* [JOB]: Transcribe every line, keeping it exact.

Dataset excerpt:
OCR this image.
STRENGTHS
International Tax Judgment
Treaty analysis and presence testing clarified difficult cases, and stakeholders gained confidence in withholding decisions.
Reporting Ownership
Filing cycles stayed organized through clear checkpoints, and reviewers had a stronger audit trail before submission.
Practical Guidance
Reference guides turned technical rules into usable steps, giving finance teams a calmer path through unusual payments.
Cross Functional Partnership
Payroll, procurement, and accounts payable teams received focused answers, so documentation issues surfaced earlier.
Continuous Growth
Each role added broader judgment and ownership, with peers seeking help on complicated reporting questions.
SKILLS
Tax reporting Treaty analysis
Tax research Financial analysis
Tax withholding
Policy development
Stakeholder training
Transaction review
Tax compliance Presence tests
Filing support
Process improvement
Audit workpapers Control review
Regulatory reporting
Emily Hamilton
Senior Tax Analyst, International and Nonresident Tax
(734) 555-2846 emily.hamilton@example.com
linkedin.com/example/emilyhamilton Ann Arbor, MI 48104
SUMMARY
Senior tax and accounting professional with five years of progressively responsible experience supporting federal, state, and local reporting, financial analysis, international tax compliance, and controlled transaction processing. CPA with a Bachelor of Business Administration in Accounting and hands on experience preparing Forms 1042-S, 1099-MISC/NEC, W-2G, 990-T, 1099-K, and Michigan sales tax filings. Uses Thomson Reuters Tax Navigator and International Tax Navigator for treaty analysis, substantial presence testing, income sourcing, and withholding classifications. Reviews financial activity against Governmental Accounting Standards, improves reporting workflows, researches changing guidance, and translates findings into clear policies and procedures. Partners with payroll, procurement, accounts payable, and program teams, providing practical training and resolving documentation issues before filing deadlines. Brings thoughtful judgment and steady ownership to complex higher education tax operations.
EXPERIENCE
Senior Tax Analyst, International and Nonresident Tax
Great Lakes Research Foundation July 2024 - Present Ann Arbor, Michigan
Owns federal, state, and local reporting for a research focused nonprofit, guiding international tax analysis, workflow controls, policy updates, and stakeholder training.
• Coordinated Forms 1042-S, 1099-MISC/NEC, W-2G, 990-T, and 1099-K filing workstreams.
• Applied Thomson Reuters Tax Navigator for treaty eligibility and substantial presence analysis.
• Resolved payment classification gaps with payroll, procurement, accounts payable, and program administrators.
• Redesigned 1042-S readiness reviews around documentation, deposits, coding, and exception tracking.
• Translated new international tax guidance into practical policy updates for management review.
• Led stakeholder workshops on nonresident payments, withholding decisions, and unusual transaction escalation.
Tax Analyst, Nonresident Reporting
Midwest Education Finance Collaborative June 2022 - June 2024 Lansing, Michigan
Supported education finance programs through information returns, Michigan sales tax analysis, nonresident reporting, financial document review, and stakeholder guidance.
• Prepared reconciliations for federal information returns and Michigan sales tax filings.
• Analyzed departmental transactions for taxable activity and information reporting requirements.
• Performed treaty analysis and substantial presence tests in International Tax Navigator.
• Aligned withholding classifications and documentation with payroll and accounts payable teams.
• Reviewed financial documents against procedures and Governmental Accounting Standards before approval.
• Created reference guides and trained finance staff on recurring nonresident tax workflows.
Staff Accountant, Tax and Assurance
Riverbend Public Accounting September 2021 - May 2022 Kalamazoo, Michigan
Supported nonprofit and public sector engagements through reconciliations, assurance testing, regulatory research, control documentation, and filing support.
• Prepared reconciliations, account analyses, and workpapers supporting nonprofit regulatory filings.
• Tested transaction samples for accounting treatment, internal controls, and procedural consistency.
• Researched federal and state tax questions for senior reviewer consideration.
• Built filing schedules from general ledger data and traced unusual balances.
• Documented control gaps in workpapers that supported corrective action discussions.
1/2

* [SOLUTION FOR THIS PROBLEM]:
OCR this image.
STRENGTHS
International Tax Judgment
Treaty analysis and presence testing clarified difficult cases, and stakeholders gained confidence in withholding decisions.
Reporting Ownership
Filing cycles stayed organized through clear checkpoints, and reviewers had a stronger audit trail before submission.
Practical Guidance
Reference guides turned technical rules into usable steps, giving finance teams a calmer path through unusual payments.
Cross Functional Partnership
Payroll, procurement, and accounts payable teams received focused answers, so documentation issues surfaced earlier.
Continuous Growth
Each role added broader judgment and ownership, with peers seeking help on complicated reporting questions.
SKILLS
Tax reporting Treaty analysis
Tax research Financial analysis
Tax withholding
Policy development
Stakeholder training
Transaction review
Tax compliance Presence tests
Filing support
Process improvement
Audit workpapers Control review
Regulatory reporting
Emily Hamilton
Senior Tax Analyst, International and Nonresident Tax
(734) 555-2846 emily.hamilton@example.com
linkedin.com/example/emilyhamilton Ann Arbor, MI 48104
SUMMARY
Senior tax and accounting professional with five years of progressively responsible experience supporting federal, state, and local reporting, financial analysis, international tax compliance, and controlled transaction processing. CPA with a Bachelor of Business Administration in Accounting and hands on experience preparing Forms 1042-S, 1099-MISC/NEC, W-2G, 990-T, 1099-K, and Michigan sales tax filings. Uses Thomson Reuters Tax Navigator and International Tax Navigator for treaty analysis, substantial presence testing, income sourcing, and withholding classifications. Reviews financial activity against Governmental Accounting Standards, improves reporting workflows, researches changing guidance, and translates findings into clear policies and procedures. Partners with payroll, procurement, accounts payable, and program teams, providing practical training and resolving documentation issues before filing deadlines. Brings thoughtful judgment and steady ownership to complex higher education tax operations.
EXPERIENCE
Senior Tax Analyst, International and Nonresident Tax
Great Lakes Research Foundation July 2024 - Present Ann Arbor, Michigan
Owns federal, state, and local reporting for a research focused nonprofit, guiding international tax analysis, workflow controls, policy updates, and stakeholder training.
• Coordinated Forms 1042-S, 1099-MISC/NEC, W-2G, 990-T, and 1099-K filing workstreams.
• Applied Thomson Reuters Tax Navigator for treaty eligibility and substantial presence analysis.
• Resolved payment classification gaps with payroll, procurement, accounts payable, and program administrators.
• Redesigned 1042-S readiness reviews around documentation, deposits, coding, and exception tracking.
• Translated new international tax guidance into practical policy updates for management review.
• Led stakeholder workshops on nonresident payments, withholding decisions, and unusual transaction escalation.
Tax Analyst, Nonresident Reporting
Midwest Education Finance Collaborative June 2022 - June 2024 Lansing, Michigan
Supported education finance programs through information returns, Michigan sales tax analysis, nonresident reporting, financial document review, and stakeholder guidance.
• Prepared reconciliations for federal information returns and Michigan sales tax filings.
• Analyzed departmental transactions for taxable activity and information reporting requirements.
• Performed treaty analysis and substantial presence tests in International Tax Navigator.
• Aligned withholding classifications and documentation with payroll and accounts payable teams.
• Reviewed financial documents against procedures and Governmental Accounting Standards before approval.
• Created reference guides and trained finance staff on recurring nonresident tax workflows.
Staff Accountant, Tax and Assurance
Riverbend Public Accounting September 2021 - May 2022 Kalamazoo, Michigan
Supported nonprofit and public sector engagements through reconciliations, assurance testing, regulatory research, control documentation, and filing support.
• Prepared reconciliations, account analyses, and workpapers supporting nonprofit regulatory filings.
• Tested transaction samples for accounting treatment, internal controls, and procedural consistency.
• Researched federal and state tax questions for senior reviewer consideration.
• Built filing schedules from general ledger data and traced unusual balances.
• Documented control gaps in workpapers that supported corrective action discussions.
1/2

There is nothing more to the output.